### Short task
From the entries provided below, copy each line that contains the word "cursor".

### Supplied entries
=-=-=
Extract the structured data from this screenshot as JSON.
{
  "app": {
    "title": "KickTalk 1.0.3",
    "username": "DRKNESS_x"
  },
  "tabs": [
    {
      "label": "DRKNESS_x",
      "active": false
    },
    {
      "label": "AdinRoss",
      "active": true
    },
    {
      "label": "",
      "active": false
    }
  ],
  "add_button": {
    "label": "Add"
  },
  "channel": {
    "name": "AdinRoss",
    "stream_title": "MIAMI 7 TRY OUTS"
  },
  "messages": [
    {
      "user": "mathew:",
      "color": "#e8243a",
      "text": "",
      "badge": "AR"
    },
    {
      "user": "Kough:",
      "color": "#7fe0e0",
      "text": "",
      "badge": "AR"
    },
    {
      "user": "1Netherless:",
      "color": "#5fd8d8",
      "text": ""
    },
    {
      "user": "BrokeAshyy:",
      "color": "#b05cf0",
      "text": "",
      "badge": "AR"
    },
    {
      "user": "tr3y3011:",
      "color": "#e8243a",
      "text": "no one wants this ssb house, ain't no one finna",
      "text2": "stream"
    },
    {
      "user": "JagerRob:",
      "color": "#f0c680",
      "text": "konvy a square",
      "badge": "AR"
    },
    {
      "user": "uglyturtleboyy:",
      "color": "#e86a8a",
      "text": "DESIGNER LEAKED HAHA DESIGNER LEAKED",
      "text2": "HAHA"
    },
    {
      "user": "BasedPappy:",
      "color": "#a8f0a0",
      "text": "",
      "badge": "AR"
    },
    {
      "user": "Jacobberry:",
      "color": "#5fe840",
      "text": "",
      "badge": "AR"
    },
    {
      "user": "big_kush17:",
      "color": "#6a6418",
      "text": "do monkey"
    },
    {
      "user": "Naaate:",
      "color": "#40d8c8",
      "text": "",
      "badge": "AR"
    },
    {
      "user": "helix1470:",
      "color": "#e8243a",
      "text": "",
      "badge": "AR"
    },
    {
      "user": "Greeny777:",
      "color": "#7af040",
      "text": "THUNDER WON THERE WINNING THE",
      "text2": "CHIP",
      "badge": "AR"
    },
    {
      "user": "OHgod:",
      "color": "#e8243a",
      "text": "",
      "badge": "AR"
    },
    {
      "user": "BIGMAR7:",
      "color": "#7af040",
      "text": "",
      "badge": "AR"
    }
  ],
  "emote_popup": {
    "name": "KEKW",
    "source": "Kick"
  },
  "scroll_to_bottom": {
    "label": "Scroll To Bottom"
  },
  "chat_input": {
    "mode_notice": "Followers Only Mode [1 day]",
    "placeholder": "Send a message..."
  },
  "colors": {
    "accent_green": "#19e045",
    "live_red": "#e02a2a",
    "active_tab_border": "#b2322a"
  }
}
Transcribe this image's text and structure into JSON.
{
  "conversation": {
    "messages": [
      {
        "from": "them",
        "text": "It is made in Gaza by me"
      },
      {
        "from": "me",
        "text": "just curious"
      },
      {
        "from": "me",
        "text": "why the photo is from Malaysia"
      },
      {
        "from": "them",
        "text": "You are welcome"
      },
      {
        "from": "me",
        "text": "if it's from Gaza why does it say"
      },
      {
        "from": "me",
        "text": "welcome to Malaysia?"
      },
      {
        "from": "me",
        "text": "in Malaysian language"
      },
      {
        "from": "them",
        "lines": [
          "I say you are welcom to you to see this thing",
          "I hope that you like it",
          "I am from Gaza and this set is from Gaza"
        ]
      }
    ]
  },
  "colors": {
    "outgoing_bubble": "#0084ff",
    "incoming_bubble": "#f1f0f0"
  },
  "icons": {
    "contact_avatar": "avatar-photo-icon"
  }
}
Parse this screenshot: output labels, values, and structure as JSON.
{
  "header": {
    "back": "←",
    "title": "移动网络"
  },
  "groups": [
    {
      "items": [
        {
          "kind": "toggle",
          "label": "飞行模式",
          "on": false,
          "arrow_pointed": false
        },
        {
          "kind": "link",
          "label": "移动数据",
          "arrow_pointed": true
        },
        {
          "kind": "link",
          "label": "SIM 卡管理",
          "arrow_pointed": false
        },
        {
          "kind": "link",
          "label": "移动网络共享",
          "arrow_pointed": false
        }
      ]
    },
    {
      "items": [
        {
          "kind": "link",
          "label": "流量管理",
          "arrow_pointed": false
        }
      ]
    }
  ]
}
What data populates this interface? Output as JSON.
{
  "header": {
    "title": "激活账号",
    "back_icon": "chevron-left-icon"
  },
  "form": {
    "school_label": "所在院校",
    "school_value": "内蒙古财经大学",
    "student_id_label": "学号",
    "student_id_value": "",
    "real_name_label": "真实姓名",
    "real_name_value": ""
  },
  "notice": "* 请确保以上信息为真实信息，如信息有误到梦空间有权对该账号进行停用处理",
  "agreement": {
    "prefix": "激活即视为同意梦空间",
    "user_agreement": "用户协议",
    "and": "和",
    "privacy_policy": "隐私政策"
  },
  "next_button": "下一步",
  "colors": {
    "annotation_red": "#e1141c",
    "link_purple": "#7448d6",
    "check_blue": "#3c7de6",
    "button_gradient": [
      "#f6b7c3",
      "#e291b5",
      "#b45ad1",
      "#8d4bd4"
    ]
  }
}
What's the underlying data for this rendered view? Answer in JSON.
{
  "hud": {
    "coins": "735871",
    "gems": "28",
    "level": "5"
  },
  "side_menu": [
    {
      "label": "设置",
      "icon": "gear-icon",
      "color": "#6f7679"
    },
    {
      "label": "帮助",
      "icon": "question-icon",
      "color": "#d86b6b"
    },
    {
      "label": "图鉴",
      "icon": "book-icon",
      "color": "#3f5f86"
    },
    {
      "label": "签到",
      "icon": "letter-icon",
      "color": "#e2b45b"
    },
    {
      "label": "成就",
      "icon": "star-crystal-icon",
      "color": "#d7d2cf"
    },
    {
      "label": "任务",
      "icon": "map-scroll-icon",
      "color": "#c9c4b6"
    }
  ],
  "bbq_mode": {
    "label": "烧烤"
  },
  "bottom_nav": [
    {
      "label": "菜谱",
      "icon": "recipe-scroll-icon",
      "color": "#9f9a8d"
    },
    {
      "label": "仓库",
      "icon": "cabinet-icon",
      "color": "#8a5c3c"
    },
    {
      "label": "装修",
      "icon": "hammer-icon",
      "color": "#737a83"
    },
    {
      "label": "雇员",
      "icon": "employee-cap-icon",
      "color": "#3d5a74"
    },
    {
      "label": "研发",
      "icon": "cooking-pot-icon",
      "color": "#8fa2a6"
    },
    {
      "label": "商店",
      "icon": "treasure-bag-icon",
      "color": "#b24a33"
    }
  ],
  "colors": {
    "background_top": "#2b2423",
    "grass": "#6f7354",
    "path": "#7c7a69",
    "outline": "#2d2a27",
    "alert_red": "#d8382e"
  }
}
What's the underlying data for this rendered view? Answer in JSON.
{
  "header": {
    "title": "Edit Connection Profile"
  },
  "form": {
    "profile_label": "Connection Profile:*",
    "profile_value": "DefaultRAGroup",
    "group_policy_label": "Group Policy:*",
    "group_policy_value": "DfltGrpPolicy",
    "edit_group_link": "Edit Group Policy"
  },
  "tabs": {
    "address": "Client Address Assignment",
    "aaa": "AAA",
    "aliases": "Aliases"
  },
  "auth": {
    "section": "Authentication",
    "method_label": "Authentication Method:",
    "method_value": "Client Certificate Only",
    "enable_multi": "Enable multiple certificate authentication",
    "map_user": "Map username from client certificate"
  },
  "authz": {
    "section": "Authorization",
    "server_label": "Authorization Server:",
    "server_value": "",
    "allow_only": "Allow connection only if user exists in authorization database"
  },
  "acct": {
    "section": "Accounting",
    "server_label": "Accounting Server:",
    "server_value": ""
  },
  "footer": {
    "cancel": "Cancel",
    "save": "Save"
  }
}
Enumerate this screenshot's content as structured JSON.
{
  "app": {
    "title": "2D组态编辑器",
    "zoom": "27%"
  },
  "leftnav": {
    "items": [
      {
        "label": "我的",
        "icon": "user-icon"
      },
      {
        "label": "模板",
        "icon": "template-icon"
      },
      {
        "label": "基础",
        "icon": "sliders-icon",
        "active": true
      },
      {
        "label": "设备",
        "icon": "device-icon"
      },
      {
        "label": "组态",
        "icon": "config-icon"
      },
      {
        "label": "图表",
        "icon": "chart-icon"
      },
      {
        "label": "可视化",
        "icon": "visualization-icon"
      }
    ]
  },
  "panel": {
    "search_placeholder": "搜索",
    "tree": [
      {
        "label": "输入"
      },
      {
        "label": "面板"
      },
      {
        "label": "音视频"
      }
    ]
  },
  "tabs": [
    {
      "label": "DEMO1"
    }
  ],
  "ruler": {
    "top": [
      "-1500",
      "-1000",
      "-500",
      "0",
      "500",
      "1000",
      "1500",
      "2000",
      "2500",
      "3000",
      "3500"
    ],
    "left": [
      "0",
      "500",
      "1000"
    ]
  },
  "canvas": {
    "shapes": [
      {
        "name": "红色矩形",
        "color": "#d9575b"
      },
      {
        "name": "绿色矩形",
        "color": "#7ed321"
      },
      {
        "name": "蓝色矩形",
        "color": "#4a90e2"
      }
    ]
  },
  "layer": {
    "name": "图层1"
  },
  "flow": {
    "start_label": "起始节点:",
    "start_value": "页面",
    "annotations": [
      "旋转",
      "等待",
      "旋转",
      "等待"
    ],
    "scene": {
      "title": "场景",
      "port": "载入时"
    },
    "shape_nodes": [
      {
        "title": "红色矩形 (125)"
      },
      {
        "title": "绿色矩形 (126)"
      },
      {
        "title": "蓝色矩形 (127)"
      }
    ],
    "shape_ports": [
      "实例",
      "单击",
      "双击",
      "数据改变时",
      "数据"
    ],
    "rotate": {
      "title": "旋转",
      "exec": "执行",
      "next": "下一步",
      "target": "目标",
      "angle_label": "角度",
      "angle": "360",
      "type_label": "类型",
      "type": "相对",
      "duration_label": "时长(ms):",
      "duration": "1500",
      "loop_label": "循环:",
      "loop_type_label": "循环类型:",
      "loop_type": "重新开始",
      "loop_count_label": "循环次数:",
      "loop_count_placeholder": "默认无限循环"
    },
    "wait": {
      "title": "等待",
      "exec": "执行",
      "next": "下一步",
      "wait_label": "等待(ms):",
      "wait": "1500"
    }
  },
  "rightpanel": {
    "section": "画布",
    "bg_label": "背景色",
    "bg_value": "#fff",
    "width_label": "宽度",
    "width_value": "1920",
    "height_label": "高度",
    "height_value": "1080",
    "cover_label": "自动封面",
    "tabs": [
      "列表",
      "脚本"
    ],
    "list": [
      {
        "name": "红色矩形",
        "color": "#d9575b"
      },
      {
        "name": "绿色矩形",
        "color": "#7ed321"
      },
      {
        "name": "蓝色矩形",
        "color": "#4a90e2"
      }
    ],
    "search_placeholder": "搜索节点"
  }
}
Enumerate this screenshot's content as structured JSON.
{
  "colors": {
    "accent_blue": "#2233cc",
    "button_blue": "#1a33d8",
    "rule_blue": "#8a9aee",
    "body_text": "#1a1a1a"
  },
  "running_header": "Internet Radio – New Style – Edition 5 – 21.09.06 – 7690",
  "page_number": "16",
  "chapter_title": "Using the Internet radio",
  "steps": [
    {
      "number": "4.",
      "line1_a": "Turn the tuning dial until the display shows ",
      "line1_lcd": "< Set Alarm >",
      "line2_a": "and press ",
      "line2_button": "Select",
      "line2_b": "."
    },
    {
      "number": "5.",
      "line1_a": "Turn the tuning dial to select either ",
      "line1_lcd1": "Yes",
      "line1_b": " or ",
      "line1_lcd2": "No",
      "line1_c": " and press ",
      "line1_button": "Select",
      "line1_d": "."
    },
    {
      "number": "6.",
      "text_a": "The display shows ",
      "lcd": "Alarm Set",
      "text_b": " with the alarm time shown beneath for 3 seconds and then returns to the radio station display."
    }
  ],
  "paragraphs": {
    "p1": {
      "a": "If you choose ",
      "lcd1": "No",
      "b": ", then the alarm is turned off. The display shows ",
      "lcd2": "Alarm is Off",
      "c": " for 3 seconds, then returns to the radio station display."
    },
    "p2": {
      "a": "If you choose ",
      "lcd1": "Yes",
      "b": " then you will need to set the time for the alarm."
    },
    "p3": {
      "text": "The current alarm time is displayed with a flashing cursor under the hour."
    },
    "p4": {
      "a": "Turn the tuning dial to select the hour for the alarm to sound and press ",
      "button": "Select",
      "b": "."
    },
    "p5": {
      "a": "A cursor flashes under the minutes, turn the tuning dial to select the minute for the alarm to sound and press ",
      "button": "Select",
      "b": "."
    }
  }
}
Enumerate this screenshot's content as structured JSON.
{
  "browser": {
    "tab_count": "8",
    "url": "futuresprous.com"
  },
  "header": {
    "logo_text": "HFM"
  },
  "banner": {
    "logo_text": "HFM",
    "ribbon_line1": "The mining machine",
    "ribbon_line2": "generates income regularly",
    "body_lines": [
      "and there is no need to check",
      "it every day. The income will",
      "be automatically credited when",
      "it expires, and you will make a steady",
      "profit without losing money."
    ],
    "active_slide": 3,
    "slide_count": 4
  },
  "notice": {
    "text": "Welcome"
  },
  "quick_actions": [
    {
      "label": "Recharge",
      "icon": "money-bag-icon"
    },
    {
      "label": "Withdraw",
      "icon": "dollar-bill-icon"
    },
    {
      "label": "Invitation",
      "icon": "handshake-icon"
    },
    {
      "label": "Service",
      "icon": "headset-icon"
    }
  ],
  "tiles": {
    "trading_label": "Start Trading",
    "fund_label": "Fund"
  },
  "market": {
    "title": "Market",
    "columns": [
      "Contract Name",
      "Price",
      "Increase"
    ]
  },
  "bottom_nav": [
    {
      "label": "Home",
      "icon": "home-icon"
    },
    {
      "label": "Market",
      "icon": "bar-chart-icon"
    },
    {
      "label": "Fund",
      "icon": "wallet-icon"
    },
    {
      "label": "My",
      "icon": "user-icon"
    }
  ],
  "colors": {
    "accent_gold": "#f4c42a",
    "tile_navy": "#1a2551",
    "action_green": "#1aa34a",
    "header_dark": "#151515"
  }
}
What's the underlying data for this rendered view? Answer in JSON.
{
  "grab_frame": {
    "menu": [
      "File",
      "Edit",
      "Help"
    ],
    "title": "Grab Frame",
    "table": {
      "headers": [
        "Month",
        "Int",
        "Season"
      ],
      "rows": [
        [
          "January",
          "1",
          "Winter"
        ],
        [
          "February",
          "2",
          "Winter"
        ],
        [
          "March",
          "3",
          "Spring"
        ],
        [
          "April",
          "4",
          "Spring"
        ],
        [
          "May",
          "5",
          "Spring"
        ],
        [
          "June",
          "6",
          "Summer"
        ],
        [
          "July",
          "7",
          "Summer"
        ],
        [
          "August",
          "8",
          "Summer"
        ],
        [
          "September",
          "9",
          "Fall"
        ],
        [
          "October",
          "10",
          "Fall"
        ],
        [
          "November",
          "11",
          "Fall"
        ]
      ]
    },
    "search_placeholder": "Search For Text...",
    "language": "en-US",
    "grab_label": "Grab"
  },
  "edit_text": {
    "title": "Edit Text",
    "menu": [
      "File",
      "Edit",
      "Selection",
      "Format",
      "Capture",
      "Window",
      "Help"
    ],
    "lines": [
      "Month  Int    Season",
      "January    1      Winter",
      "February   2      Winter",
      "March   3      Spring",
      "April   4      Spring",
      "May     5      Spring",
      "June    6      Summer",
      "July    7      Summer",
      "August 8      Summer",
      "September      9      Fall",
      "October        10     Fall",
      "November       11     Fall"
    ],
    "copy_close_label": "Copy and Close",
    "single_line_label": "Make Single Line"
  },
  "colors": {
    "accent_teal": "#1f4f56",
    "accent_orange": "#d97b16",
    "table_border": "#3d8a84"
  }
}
=-=-=
### Answer to this task
      "text": "The current alarm time is displayed with a flashing cursor under the hour."
      "a": "A cursor flashes under the minutes, turn the tuning dial to select the minute for the alarm to sound and press ",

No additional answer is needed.